## start DATASET ENTRIES
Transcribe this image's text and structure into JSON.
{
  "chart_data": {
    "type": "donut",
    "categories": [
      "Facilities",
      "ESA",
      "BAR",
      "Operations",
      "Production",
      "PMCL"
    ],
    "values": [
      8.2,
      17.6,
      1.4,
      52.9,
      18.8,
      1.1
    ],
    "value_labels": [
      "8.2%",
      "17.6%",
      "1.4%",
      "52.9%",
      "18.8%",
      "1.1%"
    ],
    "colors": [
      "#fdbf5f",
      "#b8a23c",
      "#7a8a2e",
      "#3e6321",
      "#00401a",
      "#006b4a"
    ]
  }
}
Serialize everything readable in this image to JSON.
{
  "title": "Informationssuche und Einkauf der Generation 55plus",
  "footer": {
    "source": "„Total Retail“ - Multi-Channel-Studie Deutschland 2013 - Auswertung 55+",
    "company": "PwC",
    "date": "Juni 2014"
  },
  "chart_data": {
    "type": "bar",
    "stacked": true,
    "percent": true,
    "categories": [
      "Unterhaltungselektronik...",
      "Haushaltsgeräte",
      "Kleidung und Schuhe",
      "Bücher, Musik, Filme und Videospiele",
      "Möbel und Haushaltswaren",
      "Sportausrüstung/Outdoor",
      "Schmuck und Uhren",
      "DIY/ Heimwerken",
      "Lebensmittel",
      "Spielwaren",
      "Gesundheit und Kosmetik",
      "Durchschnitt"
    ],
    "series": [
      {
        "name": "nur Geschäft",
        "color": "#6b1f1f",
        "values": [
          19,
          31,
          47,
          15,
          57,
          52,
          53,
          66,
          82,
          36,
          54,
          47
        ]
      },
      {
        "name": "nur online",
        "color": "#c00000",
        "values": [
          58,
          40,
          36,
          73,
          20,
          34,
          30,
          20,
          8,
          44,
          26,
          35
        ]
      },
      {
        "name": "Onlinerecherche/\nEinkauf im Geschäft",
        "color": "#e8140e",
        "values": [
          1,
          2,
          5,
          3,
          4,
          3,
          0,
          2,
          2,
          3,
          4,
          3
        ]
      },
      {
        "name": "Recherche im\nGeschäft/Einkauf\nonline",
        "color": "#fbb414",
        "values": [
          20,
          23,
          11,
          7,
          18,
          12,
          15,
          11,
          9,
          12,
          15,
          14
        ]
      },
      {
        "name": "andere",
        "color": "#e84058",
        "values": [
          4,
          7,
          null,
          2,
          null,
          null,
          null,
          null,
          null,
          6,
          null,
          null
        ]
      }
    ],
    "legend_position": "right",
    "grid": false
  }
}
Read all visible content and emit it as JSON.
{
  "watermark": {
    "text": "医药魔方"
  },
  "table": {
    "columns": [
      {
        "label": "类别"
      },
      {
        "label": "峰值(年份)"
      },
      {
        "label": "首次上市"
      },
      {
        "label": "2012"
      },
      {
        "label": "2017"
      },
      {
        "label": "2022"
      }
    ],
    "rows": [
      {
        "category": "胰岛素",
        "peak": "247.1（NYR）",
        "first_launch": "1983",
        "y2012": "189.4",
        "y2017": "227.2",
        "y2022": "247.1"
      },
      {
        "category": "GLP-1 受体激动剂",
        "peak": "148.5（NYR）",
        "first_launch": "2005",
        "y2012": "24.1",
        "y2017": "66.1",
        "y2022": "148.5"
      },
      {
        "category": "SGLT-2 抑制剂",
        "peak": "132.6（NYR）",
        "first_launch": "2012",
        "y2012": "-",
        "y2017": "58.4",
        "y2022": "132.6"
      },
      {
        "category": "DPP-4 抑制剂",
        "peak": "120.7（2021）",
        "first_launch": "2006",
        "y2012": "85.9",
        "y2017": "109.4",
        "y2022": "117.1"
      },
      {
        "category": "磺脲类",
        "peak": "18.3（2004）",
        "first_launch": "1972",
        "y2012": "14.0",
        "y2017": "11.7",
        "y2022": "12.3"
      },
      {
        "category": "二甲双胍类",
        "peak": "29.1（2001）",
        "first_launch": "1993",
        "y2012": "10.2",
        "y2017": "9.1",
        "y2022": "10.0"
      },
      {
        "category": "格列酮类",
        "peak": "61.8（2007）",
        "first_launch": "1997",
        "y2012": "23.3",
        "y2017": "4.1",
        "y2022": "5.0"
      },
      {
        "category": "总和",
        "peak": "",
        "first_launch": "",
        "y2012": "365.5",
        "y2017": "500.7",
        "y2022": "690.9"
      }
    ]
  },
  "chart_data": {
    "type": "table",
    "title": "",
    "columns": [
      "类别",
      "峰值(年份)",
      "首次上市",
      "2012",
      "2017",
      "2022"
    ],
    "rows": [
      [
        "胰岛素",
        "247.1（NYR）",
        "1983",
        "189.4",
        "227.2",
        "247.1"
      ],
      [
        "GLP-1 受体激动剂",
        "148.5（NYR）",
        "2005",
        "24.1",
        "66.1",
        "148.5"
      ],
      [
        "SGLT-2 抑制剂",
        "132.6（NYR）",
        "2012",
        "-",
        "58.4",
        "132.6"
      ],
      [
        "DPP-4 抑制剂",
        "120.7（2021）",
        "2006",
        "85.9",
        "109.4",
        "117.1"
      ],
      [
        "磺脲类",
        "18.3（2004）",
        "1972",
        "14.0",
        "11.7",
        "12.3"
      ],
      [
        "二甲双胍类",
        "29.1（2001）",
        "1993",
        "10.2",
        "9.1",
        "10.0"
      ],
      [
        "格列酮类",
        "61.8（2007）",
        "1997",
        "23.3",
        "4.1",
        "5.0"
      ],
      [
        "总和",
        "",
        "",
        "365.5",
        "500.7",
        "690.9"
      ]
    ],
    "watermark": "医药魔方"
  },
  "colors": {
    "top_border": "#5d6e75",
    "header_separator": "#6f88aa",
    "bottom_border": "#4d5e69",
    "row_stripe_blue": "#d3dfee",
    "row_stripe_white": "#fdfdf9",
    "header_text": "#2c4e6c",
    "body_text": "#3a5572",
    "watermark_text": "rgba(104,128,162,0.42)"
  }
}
## end DATASET ENTRIES
• **WRITTEN PROBLEM**: Find the lines holding "this" and list every one.

• **OUTPUT OF THE EXERCISE**:
Transcribe this image's text and structure into JSON.
Serialize everything readable in this image to JSON.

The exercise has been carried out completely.